Dataset:
━━━━━━
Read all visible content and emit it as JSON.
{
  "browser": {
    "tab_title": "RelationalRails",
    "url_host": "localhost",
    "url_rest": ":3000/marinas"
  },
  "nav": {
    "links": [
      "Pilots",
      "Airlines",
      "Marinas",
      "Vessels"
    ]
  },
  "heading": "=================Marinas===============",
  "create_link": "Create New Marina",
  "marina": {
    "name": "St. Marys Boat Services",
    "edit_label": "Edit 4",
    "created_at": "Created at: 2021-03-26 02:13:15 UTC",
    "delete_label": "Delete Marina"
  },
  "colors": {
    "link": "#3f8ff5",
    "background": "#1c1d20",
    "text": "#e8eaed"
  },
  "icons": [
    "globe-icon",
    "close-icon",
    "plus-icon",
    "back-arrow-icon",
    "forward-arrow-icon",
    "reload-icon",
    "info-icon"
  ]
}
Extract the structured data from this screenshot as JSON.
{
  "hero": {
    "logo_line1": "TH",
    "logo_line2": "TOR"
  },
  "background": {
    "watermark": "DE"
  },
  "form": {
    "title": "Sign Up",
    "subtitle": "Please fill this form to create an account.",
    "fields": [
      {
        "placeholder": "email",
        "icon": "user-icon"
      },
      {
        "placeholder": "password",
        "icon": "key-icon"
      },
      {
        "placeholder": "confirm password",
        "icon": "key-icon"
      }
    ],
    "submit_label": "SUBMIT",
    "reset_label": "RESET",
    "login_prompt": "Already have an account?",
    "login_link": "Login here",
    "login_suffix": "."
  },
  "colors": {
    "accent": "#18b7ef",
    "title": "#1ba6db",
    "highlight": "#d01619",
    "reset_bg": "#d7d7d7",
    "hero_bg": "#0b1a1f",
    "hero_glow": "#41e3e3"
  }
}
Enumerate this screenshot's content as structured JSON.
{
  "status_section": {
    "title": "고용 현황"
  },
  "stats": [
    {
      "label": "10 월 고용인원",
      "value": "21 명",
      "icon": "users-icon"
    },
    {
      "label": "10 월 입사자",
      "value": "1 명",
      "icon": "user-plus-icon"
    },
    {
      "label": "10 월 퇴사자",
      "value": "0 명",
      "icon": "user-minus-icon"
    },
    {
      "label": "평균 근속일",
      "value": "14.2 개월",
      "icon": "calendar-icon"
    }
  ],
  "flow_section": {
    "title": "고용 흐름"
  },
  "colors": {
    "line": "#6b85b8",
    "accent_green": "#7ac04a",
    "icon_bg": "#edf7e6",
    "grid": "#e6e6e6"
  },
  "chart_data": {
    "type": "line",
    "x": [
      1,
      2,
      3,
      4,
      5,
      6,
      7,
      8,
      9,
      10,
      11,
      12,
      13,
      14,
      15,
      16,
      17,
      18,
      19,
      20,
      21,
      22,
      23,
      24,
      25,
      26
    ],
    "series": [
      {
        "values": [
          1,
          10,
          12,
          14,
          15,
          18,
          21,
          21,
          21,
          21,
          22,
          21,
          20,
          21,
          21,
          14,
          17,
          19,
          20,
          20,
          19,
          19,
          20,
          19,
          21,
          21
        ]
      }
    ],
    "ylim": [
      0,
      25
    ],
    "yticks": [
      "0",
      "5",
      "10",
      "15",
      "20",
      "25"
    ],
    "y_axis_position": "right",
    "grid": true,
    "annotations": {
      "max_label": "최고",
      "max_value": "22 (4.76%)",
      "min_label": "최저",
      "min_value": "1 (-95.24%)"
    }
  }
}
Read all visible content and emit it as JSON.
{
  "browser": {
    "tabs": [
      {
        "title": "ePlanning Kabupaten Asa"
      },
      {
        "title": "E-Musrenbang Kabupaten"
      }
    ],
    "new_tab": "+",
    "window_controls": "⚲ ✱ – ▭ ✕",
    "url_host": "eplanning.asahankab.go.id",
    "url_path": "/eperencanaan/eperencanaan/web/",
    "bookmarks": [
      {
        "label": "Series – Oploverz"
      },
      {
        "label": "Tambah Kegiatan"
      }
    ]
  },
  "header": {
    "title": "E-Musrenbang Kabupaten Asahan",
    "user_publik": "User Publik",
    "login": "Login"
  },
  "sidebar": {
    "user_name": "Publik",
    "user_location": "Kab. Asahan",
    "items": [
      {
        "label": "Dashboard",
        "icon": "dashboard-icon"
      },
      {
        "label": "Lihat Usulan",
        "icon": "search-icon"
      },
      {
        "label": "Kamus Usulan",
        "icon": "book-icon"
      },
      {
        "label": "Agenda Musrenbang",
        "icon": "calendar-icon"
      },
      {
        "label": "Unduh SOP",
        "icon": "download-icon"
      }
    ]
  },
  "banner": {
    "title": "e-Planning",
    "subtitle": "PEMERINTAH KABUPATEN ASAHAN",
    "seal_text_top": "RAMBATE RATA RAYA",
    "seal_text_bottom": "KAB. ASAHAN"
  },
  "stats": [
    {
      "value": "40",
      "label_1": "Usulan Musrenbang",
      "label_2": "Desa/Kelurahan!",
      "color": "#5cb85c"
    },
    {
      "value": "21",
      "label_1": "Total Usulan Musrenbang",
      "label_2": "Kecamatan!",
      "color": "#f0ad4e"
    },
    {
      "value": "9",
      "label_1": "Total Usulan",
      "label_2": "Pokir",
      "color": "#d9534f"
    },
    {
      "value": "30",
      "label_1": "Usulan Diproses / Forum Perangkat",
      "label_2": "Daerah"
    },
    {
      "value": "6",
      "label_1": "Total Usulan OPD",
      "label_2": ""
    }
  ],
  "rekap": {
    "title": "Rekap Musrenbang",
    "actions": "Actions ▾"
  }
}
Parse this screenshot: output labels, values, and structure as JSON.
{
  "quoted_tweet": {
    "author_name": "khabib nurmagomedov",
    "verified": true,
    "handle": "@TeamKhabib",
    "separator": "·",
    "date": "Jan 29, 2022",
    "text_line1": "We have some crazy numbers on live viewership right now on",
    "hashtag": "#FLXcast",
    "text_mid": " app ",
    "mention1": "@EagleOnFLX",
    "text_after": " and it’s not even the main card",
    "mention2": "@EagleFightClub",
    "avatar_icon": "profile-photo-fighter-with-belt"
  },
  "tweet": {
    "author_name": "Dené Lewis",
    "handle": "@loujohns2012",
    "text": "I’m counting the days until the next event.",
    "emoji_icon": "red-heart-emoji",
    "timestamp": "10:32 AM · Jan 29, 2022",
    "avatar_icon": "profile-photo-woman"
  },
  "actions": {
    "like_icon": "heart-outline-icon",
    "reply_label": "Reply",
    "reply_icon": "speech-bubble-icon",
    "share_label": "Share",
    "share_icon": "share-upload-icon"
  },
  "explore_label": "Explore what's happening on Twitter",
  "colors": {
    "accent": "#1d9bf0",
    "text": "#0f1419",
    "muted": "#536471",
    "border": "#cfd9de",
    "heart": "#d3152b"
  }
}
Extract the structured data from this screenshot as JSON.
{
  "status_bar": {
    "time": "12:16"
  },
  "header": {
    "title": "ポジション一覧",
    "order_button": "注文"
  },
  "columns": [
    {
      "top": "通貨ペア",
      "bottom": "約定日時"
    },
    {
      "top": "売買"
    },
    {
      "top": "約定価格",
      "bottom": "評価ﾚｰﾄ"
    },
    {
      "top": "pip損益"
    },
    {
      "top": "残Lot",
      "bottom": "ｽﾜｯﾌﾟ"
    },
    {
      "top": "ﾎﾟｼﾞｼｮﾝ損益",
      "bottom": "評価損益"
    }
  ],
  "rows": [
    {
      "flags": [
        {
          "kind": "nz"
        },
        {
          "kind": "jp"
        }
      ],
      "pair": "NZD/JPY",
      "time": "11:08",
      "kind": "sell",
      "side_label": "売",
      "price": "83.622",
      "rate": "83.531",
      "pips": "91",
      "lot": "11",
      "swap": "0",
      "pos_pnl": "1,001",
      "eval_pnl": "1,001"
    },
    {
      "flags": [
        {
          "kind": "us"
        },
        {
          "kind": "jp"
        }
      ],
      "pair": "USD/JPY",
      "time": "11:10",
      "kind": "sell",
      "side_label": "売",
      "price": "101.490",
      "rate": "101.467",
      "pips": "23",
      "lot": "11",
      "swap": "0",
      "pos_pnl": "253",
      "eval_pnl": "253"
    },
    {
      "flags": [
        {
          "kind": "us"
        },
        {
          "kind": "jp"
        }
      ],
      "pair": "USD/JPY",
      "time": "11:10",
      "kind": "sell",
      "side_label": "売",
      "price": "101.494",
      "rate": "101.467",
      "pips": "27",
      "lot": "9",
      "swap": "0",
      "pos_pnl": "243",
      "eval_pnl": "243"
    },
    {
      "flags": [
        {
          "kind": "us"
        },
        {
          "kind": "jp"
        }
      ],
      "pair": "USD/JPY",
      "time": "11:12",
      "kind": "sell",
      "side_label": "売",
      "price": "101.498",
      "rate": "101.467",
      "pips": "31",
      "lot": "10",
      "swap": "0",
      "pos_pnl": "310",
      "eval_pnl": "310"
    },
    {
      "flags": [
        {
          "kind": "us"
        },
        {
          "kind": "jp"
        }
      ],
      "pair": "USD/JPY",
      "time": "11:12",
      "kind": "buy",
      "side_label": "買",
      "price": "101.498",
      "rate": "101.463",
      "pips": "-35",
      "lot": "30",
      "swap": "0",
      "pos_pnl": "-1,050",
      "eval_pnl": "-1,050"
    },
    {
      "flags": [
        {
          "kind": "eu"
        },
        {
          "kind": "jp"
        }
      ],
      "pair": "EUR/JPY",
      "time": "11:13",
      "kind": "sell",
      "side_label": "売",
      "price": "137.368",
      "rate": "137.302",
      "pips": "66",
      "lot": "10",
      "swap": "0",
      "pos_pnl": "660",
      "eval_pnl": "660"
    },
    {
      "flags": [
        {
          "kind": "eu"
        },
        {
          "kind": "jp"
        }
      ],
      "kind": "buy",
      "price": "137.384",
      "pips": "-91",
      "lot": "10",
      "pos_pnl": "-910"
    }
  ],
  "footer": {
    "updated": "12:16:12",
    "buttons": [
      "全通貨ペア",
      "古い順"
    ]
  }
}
━━━━━━
Exercise objective:
Your task is to list each line of the records with the word "password".

Output:
        "placeholder": "password",
        "placeholder": "confirm password",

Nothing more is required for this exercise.